All entries below are to be set down again, identical to the source.

═══ SUPPLIED DATA ═══

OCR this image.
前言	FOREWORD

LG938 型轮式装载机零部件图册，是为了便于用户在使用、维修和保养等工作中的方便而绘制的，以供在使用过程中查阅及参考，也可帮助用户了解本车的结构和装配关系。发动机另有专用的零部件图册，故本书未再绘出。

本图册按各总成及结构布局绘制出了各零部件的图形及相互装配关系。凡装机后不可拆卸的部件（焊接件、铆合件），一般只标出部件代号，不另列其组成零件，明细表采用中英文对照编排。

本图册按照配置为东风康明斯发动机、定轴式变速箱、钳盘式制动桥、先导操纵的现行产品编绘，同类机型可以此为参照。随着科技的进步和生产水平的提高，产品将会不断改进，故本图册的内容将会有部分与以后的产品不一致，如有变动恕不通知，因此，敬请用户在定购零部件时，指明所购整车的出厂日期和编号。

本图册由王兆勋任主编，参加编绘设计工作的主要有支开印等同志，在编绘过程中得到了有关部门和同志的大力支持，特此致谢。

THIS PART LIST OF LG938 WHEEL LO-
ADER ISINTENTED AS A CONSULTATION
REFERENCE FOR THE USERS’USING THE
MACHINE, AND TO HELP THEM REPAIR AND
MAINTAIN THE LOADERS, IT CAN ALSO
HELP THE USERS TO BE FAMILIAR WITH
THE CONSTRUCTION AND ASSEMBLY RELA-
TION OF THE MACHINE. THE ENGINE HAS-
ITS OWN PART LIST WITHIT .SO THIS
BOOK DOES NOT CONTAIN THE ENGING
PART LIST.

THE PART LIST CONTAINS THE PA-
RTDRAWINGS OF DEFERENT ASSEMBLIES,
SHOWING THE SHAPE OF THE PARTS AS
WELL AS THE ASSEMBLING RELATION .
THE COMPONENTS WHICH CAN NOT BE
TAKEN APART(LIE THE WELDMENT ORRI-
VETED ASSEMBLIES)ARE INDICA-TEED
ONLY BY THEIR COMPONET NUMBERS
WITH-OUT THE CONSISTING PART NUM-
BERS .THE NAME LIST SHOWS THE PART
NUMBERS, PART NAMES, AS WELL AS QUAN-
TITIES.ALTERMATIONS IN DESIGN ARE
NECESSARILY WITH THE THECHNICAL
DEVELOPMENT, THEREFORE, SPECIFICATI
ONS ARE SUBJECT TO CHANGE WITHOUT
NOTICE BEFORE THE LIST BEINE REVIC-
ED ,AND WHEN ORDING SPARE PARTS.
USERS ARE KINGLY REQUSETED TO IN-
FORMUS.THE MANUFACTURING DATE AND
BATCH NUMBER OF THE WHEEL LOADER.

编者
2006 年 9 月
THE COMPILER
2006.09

═══

### WRITTEN SOLUTION
OCR this image.
前言	FOREWORD

LG938 型轮式装载机零部件图册，是为了便于用户在使用、维修和保养等工作中的方便而绘制的，以供在使用过程中查阅及参考，也可帮助用户了解本车的结构和装配关系。发动机另有专用的零部件图册，故本书未再绘出。

本图册按各总成及结构布局绘制出了各零部件的图形及相互装配关系。凡装机后不可拆卸的部件（焊接件、铆合件），一般只标出部件代号，不另列其组成零件，明细表采用中英文对照编排。

本图册按照配置为东风康明斯发动机、定轴式变速箱、钳盘式制动桥、先导操纵的现行产品编绘，同类机型可以此为参照。随着科技的进步和生产水平的提高，产品将会不断改进，故本图册的内容将会有部分与以后的产品不一致，如有变动恕不通知，因此，敬请用户在定购零部件时，指明所购整车的出厂日期和编号。

本图册由王兆勋任主编，参加编绘设计工作的主要有支开印等同志，在编绘过程中得到了有关部门和同志的大力支持，特此致谢。

THIS PART LIST OF LG938 WHEEL LO-
ADER ISINTENTED AS A CONSULTATION
REFERENCE FOR THE USERS’USING THE
MACHINE, AND TO HELP THEM REPAIR AND
MAINTAIN THE LOADERS, IT CAN ALSO
HELP THE USERS TO BE FAMILIAR WITH
THE CONSTRUCTION AND ASSEMBLY RELA-
TION OF THE MACHINE. THE ENGINE HAS-
ITS OWN PART LIST WITHIT .SO THIS
BOOK DOES NOT CONTAIN THE ENGING
PART LIST.

THE PART LIST CONTAINS THE PA-
RTDRAWINGS OF DEFERENT ASSEMBLIES,
SHOWING THE SHAPE OF THE PARTS AS
WELL AS THE ASSEMBLING RELATION .
THE COMPONENTS WHICH CAN NOT BE
TAKEN APART(LIE THE WELDMENT ORRI-
VETED ASSEMBLIES)ARE INDICA-TEED
ONLY BY THEIR COMPONET NUMBERS
WITH-OUT THE CONSISTING PART NUM-
BERS .THE NAME LIST SHOWS THE PART
NUMBERS, PART NAMES, AS WELL AS QUAN-
TITIES.ALTERMATIONS IN DESIGN ARE
NECESSARILY WITH THE THECHNICAL
DEVELOPMENT, THEREFORE, SPECIFICATI
ONS ARE SUBJECT TO CHANGE WITHOUT
NOTICE BEFORE THE LIST BEINE REVIC-
ED ,AND WHEN ORDING SPARE PARTS.
USERS ARE KINGLY REQUSETED TO IN-
FORMUS.THE MANUFACTURING DATE AND
BATCH NUMBER OF THE WHEEL LOADER.

编者
2006 年 9 月
THE COMPILER
2006.09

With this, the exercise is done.